### WHAT THE TASK REQUIRES
Which lines of the records contain "symbol"? Collect every one of them.

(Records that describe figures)
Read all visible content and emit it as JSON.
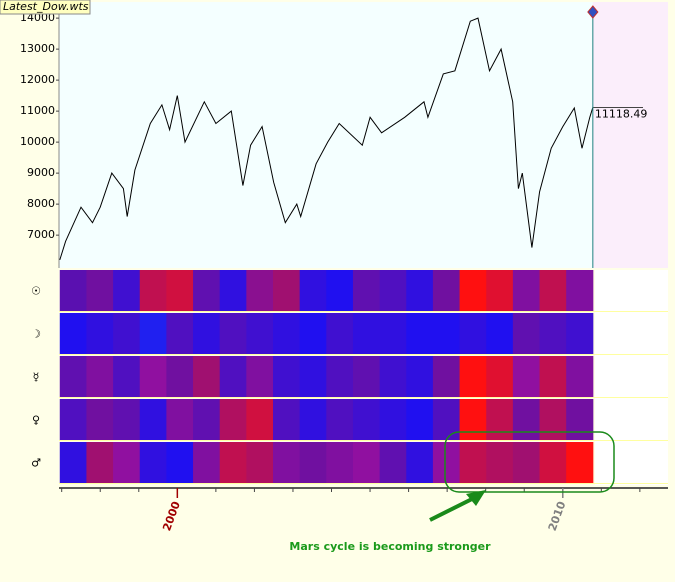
{
  "window_title": "Latest_Dow.wts",
  "chart_data": {
    "type": "line",
    "x": [
      1996.95,
      1997.1,
      1997.5,
      1997.8,
      1998.0,
      1998.3,
      1998.6,
      1998.7,
      1998.9,
      1999.3,
      1999.6,
      1999.8,
      2000.0,
      2000.2,
      2000.7,
      2001.0,
      2001.4,
      2001.7,
      2001.9,
      2002.2,
      2002.5,
      2002.8,
      2003.1,
      2003.2,
      2003.6,
      2003.9,
      2004.2,
      2004.8,
      2005.0,
      2005.3,
      2005.9,
      2006.4,
      2006.5,
      2006.9,
      2007.2,
      2007.6,
      2007.8,
      2008.1,
      2008.4,
      2008.7,
      2008.85,
      2008.95,
      2009.2,
      2009.4,
      2009.7,
      2010.0,
      2010.3,
      2010.5,
      2010.7,
      2010.78
    ],
    "values": [
      6200,
      6800,
      7900,
      7400,
      7900,
      9000,
      8500,
      7600,
      9100,
      10600,
      11200,
      10400,
      11500,
      10000,
      11300,
      10600,
      11000,
      8600,
      9900,
      10500,
      8700,
      7400,
      8000,
      7600,
      9300,
      10000,
      10600,
      9900,
      10800,
      10300,
      10800,
      11300,
      10800,
      12200,
      12300,
      13900,
      14000,
      12300,
      13000,
      11300,
      8500,
      9000,
      6600,
      8400,
      9800,
      10500,
      11100,
      9800,
      10800,
      11118.49
    ],
    "color": "#000000",
    "ylim": [
      5940,
      14520
    ],
    "yticks": [
      7000,
      8000,
      9000,
      10000,
      11000,
      12000,
      13000,
      14000
    ],
    "xlim": [
      1996.93,
      2012.73
    ],
    "xticks": [
      2000,
      2010
    ],
    "xtick_colors": [
      "#a00000",
      "#808080"
    ],
    "xminorticks": [
      1997,
      1998,
      1999,
      2001,
      2002,
      2003,
      2004,
      2005,
      2006,
      2007,
      2008,
      2009,
      2011,
      2012
    ],
    "strips": [
      {
        "symbol": "☉",
        "colors": [
          "#5a10b0",
          "#7010a0",
          "#4010d0",
          "#c01050",
          "#d01040",
          "#6010b0",
          "#3010e0",
          "#8a1090",
          "#a01070",
          "#3010e0",
          "#2010f0",
          "#6010b0",
          "#5010c0",
          "#3010e0",
          "#7010a0",
          "#ff1010",
          "#e01030",
          "#8010a0",
          "#c01050",
          "#8010a0"
        ]
      },
      {
        "symbol": "☽",
        "colors": [
          "#2010f0",
          "#3010e0",
          "#4010d0",
          "#2020f0",
          "#5010c0",
          "#3010e0",
          "#5010c0",
          "#4010d0",
          "#3010e0",
          "#2010f0",
          "#4010d0",
          "#3010e0",
          "#3010e0",
          "#2010f0",
          "#2010f0",
          "#3010e0",
          "#2010f0",
          "#6010b0",
          "#5010c0",
          "#4010d0"
        ]
      },
      {
        "symbol": "☿",
        "colors": [
          "#6010b0",
          "#8010a0",
          "#5010c0",
          "#9010a0",
          "#7010a0",
          "#a01070",
          "#5010c0",
          "#8010a0",
          "#4010d0",
          "#3010e0",
          "#5010c0",
          "#6010b0",
          "#4010d0",
          "#3010e0",
          "#7010a0",
          "#ff1010",
          "#e01030",
          "#9010a0",
          "#c01050",
          "#8010a0"
        ]
      },
      {
        "symbol": "♀",
        "colors": [
          "#5010c0",
          "#7010a0",
          "#6010b0",
          "#3010e0",
          "#8010a0",
          "#6010b0",
          "#b01060",
          "#d01040",
          "#5010c0",
          "#3010e0",
          "#5010c0",
          "#4010d0",
          "#3010e0",
          "#2010f0",
          "#5010c0",
          "#ff1010",
          "#c01050",
          "#7010a0",
          "#b01060",
          "#7010a0"
        ]
      },
      {
        "symbol": "♂",
        "colors": [
          "#3010e0",
          "#a01070",
          "#9010a0",
          "#3010e0",
          "#2010f0",
          "#8010a0",
          "#c01050",
          "#b01060",
          "#8010a0",
          "#7010a0",
          "#8010a0",
          "#9010a0",
          "#6010b0",
          "#3010e0",
          "#9010a0",
          "#c01050",
          "#b01060",
          "#a01070",
          "#d01040",
          "#ff1010"
        ]
      }
    ],
    "annotation": "Mars cycle is becoming stronger"
  }
}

### WORKED ANSWER
        "symbol": "☉",
        "symbol": "☽",
        "symbol": "☿",
        "symbol": "♀",
        "symbol": "♂",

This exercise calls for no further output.